### DOCUMENT SECTION
########

Figures above are the latest results as at 2nd July 2015, including performace figures after running the Google Closure Compiler on the JS and from the parallel project GopherJS (un-minified). The Haxe compilation flag "-D inlinepointers" was used for all targets, the additional flag "-D useloacalfunctions" was used for the JS target.

Execution speed significantly improved after:

  • re-writing code generation for non-goroutine functions to reconstruct Haxe "while" and "if" control structures from the SSA form where possible; and
  • optimising away local pointers that are only used in a local sub-block and creating temporary local variables to speed execution and reduce code size; however
  • since garbage collection currently relies on the target language runtime, the same Haxe code produces very different results.

Expect further gradual speed improvements.

Unsupported Haxe targets: ActionScript, PHP, Python and Neko

The nature of ActionScript/Flash means that it is not possible to run automated tests, although it seems to be a reliable target.

The PHP, Python and Neko targets are not currently reliable enough to permit automated testing.

PHP specific issues:

  • to compile for PHP you currently need to add the haxe compilation option "--php-prefix tgo" to avoid name conflicts
  • very long PHP class/file names may cause name resolution problems on some platforms

Next steps:

Please go to http://github.com/tardisgo/tardisgo-samples for example Go code modified to work with tardisgo. Including some very simple example code.

For a small technical FAQ, please see the Wiki page.

For public help or discussion please go to the Google Group; or feel free to e-mail Elliott direct to discuss any issues if you prefer.

########

Page layout parsing data:
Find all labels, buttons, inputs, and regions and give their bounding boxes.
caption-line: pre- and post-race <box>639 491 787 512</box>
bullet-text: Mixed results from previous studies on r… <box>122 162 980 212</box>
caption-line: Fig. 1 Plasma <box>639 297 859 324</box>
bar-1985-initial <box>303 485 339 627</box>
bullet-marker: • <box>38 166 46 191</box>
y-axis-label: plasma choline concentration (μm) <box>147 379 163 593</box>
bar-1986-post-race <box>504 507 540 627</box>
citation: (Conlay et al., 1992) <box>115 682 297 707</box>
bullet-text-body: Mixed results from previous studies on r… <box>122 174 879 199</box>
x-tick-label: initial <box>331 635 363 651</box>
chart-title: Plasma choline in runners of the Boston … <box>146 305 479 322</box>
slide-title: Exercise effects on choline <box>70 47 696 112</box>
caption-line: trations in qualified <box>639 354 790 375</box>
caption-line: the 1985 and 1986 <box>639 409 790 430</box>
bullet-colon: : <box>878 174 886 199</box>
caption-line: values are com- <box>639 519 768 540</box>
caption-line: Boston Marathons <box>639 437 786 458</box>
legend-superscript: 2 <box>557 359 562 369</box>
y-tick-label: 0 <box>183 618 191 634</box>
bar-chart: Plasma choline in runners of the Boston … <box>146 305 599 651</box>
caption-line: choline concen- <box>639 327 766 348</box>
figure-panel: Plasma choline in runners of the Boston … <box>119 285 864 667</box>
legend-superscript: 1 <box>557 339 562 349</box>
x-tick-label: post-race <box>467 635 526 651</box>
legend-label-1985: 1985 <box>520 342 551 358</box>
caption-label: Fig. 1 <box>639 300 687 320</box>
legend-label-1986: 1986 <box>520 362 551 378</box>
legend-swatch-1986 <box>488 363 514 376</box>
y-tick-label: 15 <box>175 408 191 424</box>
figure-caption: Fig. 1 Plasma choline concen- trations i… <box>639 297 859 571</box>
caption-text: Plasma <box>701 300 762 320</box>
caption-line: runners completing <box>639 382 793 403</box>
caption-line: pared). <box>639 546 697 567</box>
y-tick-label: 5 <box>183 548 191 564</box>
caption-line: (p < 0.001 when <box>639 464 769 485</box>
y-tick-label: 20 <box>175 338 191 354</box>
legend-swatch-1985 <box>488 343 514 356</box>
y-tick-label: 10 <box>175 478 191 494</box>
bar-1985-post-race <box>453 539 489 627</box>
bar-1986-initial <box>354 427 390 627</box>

########

### ASSIGNMENT
Retype the passage of the tardisgo notes starting at "The nature of" and ending at "the Wiki page.". The rows were taken from a separate source.

### EXERCISE SOLUTION
The nature of ActionScript/Flash means that it is not possible to run automated tests, although it seems to be a reliable target.

The PHP, Python and Neko targets are not currently reliable enough to permit automated testing.

PHP specific issues:

  • to compile for PHP you currently need to add the haxe compilation option "--php-prefix tgo" to avoid name conflicts
  • very long PHP class/file names may cause name resolution problems on some platforms

Next steps:

Please go to http://github.com/tardisgo/tardisgo-samples for example Go code modified to work with tardisgo. Including some very simple example code.

For a small technical FAQ, please see the Wiki page.